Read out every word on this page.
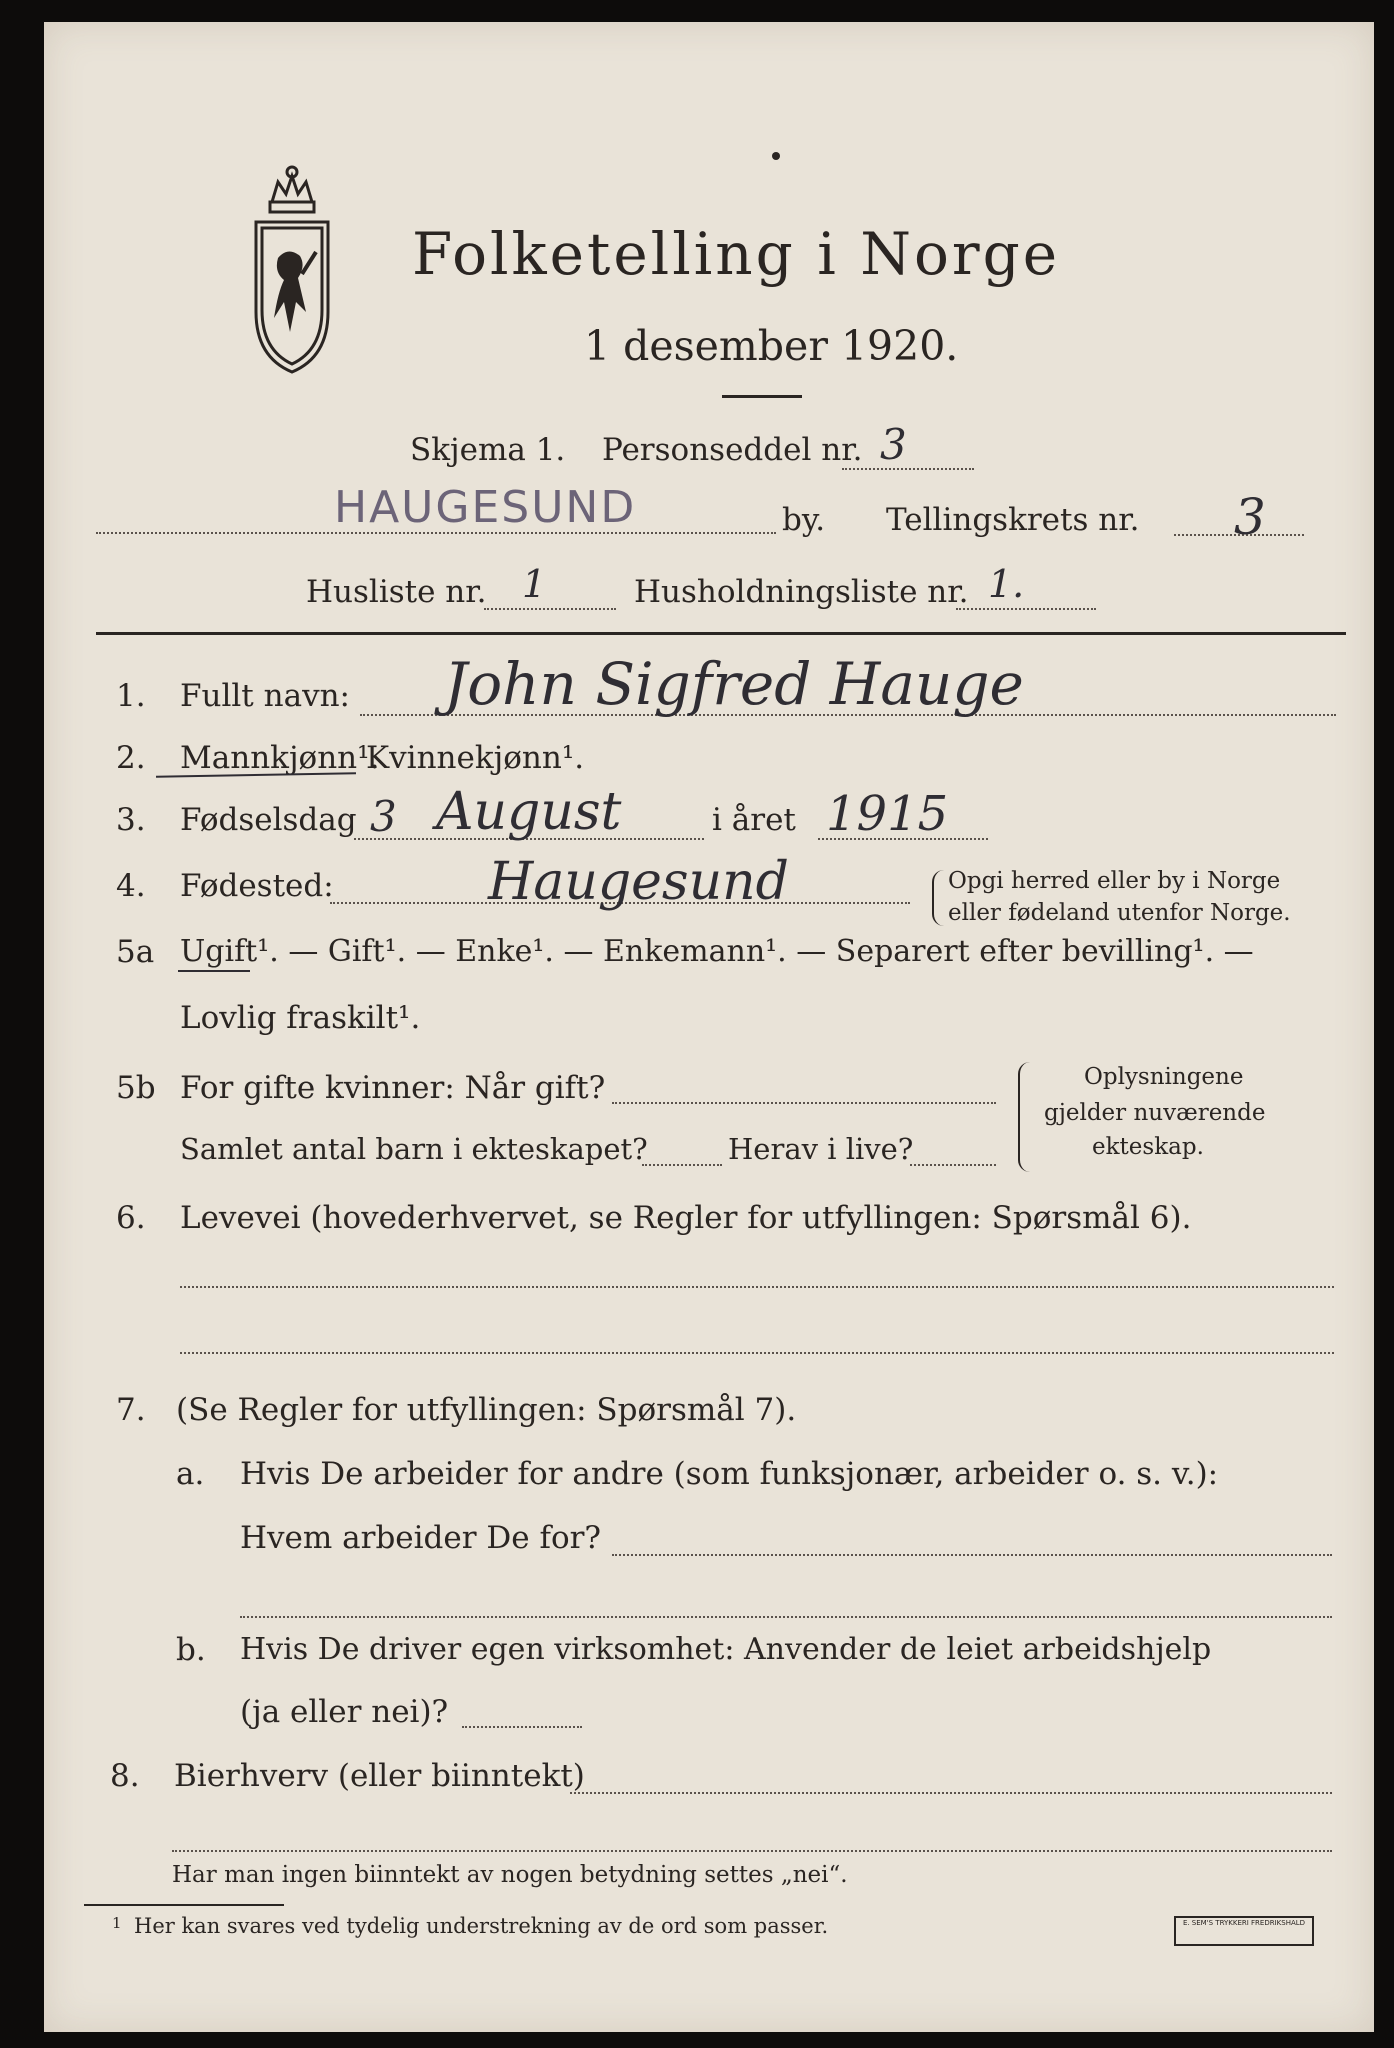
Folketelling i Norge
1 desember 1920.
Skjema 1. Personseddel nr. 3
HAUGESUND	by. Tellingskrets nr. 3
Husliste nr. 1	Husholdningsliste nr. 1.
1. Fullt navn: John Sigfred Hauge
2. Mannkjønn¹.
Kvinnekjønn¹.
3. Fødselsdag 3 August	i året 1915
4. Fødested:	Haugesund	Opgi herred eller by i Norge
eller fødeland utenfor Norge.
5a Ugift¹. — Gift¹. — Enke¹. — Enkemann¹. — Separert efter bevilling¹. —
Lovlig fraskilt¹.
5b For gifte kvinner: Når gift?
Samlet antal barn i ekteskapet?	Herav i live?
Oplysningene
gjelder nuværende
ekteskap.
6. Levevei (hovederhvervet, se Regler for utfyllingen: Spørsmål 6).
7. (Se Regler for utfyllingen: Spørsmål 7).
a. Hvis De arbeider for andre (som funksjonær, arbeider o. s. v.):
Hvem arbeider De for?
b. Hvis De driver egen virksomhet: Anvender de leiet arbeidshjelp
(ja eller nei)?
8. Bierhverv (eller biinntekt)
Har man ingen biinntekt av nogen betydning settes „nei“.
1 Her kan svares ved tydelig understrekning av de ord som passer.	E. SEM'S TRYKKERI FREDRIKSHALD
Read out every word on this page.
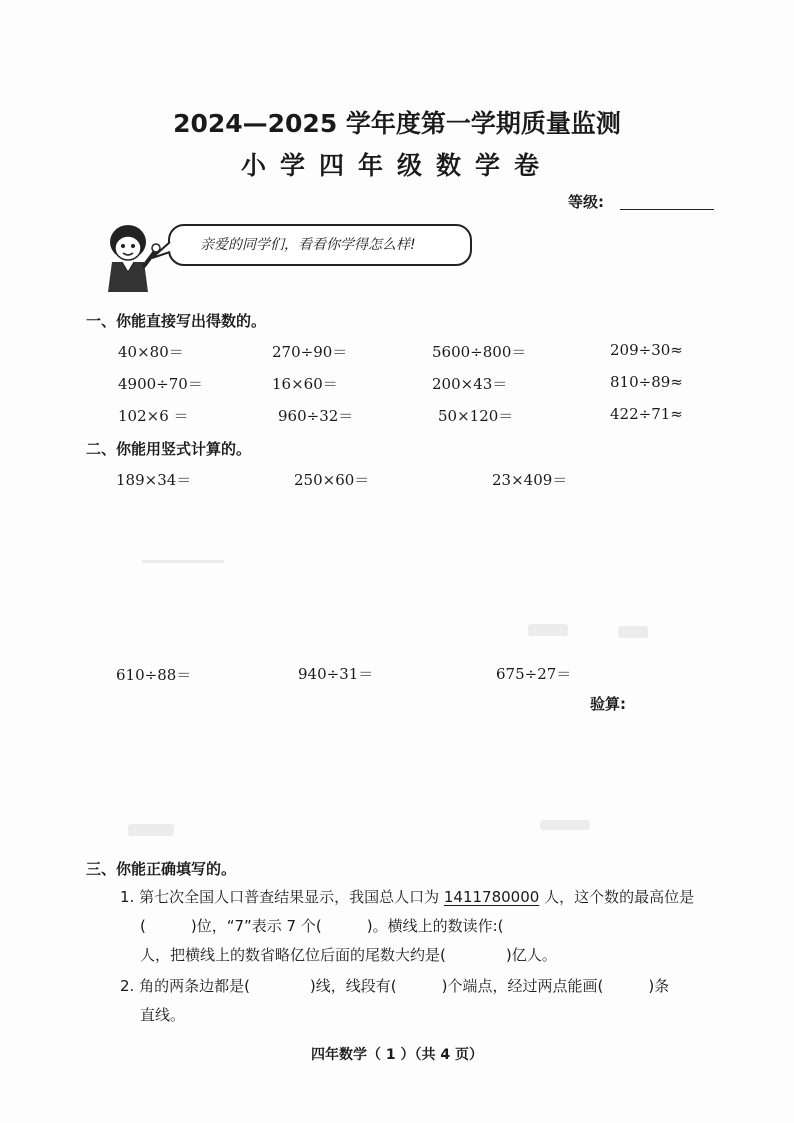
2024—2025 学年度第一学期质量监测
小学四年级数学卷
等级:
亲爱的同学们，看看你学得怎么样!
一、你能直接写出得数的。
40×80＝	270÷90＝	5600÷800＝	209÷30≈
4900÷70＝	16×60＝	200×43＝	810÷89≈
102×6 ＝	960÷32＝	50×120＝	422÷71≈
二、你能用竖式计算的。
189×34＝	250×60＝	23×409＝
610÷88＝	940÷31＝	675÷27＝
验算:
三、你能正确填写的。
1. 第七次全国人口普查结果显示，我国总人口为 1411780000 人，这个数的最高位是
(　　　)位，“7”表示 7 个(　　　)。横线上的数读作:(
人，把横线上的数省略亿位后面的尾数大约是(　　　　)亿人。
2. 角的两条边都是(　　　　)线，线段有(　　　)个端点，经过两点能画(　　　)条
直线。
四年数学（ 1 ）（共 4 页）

━━━━

• PROBLEM TO SOLVE: All lines above with "eller" in them should be returned.

• IN RESPONSE:
4. Fødested:	Haugesund	Opgi herred eller by i Norge
eller fødeland utenfor Norge.
(ja eller nei)?
8. Bierhverv (eller biinntekt)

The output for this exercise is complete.